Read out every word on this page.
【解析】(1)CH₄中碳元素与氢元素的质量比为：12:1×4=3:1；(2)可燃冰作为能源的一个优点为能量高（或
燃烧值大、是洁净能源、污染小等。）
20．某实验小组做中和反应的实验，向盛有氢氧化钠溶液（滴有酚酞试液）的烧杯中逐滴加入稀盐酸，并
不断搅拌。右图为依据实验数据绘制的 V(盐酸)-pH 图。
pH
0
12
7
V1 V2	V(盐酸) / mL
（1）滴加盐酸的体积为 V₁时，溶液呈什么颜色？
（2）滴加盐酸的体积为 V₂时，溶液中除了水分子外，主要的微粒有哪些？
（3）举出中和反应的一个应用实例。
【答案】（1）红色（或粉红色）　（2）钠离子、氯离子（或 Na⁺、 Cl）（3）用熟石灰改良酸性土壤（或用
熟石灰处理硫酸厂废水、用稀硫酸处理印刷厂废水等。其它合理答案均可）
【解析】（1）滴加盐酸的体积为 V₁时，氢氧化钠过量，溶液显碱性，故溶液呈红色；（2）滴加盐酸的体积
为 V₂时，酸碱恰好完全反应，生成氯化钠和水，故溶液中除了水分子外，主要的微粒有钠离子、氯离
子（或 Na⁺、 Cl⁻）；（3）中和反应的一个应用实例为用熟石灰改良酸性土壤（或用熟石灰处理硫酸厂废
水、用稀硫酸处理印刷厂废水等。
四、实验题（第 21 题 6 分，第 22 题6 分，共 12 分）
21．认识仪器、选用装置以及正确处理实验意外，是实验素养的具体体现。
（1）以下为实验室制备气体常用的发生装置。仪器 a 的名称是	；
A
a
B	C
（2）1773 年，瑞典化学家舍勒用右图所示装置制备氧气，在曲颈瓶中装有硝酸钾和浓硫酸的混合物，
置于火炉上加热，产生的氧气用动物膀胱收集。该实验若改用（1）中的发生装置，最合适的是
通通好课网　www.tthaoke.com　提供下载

----------------

Instructions for the task:
Write every entry out again exactly.

Finished task:
Read out every word on this page.
【解析】(1)CH₄中碳元素与氢元素的质量比为：12:1×4=3:1；(2)可燃冰作为能源的一个优点为能量高（或
燃烧值大、是洁净能源、污染小等。）
20．某实验小组做中和反应的实验，向盛有氢氧化钠溶液（滴有酚酞试液）的烧杯中逐滴加入稀盐酸，并
不断搅拌。右图为依据实验数据绘制的 V(盐酸)-pH 图。
pH
0
12
7
V1 V2	V(盐酸) / mL
（1）滴加盐酸的体积为 V₁时，溶液呈什么颜色？
（2）滴加盐酸的体积为 V₂时，溶液中除了水分子外，主要的微粒有哪些？
（3）举出中和反应的一个应用实例。
【答案】（1）红色（或粉红色）　（2）钠离子、氯离子（或 Na⁺、 Cl）（3）用熟石灰改良酸性土壤（或用
熟石灰处理硫酸厂废水、用稀硫酸处理印刷厂废水等。其它合理答案均可）
【解析】（1）滴加盐酸的体积为 V₁时，氢氧化钠过量，溶液显碱性，故溶液呈红色；（2）滴加盐酸的体积
为 V₂时，酸碱恰好完全反应，生成氯化钠和水，故溶液中除了水分子外，主要的微粒有钠离子、氯离
子（或 Na⁺、 Cl⁻）；（3）中和反应的一个应用实例为用熟石灰改良酸性土壤（或用熟石灰处理硫酸厂废
水、用稀硫酸处理印刷厂废水等。
四、实验题（第 21 题 6 分，第 22 题6 分，共 12 分）
21．认识仪器、选用装置以及正确处理实验意外，是实验素养的具体体现。
（1）以下为实验室制备气体常用的发生装置。仪器 a 的名称是	；
A
a
B	C
（2）1773 年，瑞典化学家舍勒用右图所示装置制备氧气，在曲颈瓶中装有硝酸钾和浓硫酸的混合物，
置于火炉上加热，产生的氧气用动物膀胱收集。该实验若改用（1）中的发生装置，最合适的是
通通好课网　www.tthaoke.com　提供下载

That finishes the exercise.